**Direction**
Please copy every line of the records below that holds the word "CHARLYN".

:: Data to process

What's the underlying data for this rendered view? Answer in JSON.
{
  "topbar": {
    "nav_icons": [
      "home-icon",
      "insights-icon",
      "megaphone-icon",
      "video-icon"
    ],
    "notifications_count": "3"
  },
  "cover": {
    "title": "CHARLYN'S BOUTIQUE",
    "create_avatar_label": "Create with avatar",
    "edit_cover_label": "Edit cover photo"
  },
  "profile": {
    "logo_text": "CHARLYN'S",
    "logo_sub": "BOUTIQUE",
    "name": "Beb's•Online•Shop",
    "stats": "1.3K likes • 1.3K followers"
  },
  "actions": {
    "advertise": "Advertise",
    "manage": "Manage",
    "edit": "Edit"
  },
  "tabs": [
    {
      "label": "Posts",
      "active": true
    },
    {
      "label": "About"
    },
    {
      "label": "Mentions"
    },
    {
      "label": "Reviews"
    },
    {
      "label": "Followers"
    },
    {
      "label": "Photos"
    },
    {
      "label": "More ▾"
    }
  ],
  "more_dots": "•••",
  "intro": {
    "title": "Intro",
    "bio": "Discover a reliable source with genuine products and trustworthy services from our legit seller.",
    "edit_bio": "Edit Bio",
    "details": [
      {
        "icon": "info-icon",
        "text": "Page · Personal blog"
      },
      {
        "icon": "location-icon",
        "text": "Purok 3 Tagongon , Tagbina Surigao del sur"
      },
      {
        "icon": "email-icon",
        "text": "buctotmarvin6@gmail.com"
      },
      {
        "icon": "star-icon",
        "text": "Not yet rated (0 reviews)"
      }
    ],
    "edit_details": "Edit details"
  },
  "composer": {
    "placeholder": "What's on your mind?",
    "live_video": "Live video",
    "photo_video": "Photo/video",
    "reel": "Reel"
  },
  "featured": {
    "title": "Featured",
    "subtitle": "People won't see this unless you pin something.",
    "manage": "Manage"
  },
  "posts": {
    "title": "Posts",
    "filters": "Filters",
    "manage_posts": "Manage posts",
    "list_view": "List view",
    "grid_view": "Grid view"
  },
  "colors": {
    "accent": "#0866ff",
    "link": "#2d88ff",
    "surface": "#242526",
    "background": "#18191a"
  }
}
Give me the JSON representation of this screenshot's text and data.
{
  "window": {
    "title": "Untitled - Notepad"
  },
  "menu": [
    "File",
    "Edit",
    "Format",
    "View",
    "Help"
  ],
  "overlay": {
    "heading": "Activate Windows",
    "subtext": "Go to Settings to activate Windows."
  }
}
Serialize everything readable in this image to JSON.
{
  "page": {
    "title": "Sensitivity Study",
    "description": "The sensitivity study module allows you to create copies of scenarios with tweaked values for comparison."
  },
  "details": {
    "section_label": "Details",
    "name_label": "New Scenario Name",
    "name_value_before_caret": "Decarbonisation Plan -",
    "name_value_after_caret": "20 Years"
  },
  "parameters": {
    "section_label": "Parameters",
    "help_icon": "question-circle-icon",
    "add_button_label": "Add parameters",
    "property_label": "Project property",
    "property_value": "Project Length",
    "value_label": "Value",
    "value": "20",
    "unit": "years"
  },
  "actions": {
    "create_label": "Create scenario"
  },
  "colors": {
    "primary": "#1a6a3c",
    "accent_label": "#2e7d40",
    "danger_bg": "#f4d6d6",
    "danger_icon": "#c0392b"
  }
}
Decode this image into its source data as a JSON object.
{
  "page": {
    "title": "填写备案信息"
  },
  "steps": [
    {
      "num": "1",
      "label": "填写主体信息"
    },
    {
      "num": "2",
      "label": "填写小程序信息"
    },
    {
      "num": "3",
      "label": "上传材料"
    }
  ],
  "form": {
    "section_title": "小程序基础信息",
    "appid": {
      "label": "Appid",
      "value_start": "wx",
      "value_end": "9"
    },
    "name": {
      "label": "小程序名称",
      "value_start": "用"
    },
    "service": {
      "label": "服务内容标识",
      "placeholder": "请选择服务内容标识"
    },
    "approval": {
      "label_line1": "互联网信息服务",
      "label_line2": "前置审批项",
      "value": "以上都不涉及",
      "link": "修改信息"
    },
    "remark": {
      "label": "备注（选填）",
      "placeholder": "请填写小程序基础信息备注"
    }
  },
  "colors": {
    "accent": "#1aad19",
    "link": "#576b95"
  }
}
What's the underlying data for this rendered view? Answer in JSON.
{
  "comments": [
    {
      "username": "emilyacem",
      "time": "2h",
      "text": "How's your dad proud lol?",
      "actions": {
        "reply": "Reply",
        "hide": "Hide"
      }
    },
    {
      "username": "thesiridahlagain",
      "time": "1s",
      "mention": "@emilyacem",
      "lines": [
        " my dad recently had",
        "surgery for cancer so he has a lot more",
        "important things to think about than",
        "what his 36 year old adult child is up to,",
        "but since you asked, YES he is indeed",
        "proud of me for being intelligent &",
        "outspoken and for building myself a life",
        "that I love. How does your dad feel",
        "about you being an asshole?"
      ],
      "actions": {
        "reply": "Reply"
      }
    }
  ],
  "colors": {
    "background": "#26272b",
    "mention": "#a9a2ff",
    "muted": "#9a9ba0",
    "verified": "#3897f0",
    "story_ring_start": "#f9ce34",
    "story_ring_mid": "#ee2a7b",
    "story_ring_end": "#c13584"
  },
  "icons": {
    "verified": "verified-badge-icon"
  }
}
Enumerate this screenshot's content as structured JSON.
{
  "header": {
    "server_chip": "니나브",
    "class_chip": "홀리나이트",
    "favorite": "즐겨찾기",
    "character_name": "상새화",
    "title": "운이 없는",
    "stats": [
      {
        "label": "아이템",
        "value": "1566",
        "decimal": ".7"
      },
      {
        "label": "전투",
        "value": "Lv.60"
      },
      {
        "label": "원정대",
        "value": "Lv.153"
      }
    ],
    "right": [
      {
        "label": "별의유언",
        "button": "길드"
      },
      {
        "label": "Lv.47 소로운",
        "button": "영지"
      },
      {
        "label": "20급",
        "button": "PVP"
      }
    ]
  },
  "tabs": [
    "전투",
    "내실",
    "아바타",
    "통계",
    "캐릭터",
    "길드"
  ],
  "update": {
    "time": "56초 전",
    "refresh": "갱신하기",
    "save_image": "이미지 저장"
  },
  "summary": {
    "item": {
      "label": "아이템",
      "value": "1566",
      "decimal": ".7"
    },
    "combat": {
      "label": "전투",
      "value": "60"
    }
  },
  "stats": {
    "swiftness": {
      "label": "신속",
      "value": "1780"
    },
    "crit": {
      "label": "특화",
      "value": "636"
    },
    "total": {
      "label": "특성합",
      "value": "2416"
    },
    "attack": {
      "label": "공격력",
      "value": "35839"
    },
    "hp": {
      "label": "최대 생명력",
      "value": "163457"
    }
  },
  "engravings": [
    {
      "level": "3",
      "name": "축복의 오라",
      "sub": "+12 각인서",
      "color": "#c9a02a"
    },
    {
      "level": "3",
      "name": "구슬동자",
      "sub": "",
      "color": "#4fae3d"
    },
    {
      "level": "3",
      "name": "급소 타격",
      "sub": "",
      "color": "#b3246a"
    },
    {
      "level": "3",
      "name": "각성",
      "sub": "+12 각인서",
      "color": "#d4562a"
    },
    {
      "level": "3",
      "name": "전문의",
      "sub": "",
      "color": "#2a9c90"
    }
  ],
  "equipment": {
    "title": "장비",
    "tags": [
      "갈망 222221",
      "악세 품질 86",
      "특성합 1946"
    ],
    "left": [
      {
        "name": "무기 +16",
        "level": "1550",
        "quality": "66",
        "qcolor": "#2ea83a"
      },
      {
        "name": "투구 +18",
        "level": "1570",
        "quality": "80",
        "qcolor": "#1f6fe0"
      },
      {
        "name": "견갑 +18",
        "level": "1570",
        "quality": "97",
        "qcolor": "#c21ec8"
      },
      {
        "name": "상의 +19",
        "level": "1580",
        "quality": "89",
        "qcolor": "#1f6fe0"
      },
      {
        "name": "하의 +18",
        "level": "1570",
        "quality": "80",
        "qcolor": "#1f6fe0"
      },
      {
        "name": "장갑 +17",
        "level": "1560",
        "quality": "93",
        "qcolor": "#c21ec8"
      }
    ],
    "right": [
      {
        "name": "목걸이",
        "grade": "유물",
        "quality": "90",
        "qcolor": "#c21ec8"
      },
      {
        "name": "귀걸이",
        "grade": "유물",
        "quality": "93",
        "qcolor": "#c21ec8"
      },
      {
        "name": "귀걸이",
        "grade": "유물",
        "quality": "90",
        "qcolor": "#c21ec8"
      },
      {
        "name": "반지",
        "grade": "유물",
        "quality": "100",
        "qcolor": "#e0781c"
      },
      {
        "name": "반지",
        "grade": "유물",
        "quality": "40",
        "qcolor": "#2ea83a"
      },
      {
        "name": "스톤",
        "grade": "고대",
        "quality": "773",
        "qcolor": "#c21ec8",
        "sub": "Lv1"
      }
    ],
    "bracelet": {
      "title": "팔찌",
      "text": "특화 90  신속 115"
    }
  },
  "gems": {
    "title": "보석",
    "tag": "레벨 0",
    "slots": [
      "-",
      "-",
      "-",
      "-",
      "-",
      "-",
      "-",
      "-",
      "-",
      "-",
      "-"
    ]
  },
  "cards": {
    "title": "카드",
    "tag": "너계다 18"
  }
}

::::

**Answer to this exercise**
    "title": "CHARLYN'S BOUTIQUE",
    "logo_text": "CHARLYN'S",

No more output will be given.